> WORK REQUIRED
Wherever the string "value" appears in the listing, copy that line.

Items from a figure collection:
----

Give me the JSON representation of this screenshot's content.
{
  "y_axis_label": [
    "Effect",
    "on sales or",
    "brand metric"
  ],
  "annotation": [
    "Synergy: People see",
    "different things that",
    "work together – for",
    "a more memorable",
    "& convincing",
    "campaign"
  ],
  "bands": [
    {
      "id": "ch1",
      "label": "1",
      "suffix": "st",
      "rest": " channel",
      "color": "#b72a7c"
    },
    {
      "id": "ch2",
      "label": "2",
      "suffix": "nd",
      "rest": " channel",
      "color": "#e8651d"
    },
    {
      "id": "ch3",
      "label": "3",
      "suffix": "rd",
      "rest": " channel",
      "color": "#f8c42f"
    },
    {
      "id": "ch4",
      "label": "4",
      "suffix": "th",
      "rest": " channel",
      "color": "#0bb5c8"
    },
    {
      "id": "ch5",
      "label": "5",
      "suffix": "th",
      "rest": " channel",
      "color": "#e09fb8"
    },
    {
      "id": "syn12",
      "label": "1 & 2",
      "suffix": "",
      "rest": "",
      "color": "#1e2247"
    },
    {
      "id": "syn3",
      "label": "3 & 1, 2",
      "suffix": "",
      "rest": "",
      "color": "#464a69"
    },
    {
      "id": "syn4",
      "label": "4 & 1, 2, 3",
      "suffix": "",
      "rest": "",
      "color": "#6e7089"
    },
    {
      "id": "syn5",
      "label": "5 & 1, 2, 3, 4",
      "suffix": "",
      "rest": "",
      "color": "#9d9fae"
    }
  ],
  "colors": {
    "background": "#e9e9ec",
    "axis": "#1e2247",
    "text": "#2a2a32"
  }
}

----

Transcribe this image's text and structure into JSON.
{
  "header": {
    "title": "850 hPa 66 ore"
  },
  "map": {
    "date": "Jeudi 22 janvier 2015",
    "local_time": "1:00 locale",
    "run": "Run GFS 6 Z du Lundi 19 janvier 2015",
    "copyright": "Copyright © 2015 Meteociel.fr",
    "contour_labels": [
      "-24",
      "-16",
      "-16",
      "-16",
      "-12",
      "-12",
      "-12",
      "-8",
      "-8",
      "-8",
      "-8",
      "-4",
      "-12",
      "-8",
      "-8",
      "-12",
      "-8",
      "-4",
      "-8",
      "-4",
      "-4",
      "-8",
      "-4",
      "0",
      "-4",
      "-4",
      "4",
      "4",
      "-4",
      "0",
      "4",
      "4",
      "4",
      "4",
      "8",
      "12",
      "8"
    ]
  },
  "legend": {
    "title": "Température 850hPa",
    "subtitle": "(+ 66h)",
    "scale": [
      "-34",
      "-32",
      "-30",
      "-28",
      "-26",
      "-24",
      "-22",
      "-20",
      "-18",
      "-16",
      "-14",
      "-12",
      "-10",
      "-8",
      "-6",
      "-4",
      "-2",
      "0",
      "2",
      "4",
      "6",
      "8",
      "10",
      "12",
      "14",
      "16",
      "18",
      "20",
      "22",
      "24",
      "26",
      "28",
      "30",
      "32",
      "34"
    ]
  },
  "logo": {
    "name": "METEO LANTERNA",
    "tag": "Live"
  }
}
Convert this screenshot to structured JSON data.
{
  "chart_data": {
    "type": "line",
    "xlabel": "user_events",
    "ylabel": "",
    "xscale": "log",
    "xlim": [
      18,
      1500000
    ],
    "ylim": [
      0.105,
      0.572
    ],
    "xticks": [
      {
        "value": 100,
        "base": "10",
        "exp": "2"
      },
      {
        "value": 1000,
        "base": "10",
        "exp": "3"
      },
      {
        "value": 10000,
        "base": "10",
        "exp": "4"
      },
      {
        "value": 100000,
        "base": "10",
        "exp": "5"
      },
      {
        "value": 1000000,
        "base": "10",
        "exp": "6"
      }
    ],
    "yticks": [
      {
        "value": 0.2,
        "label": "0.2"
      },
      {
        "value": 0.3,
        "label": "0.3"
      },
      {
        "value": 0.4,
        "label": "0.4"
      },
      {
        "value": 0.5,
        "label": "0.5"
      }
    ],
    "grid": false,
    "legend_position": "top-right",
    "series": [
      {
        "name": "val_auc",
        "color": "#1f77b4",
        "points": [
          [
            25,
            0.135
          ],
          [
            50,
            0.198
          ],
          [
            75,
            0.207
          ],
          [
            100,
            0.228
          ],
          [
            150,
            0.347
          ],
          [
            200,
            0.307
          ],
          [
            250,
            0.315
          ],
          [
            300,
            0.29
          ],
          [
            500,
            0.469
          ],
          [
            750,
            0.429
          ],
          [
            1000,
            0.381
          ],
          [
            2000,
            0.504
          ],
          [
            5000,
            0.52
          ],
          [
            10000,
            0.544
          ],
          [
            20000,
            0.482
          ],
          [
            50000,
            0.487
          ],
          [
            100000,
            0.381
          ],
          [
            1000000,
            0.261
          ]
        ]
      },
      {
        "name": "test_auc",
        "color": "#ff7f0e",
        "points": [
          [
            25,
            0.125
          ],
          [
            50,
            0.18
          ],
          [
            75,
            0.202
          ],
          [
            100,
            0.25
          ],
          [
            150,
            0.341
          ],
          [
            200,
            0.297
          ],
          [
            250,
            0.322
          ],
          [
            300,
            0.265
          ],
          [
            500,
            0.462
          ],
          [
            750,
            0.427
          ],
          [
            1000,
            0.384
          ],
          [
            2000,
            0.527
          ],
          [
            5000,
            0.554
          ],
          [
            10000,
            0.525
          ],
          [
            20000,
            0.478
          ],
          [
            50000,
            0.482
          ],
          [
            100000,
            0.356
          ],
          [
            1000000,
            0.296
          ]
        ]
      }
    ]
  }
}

----

> ANSWER IN FULL
        "value": 100,
        "value": 1000,
        "value": 10000,
        "value": 100000,
        "value": 1000000,
        "value": 0.2,
        "value": 0.3,
        "value": 0.4,
        "value": 0.5,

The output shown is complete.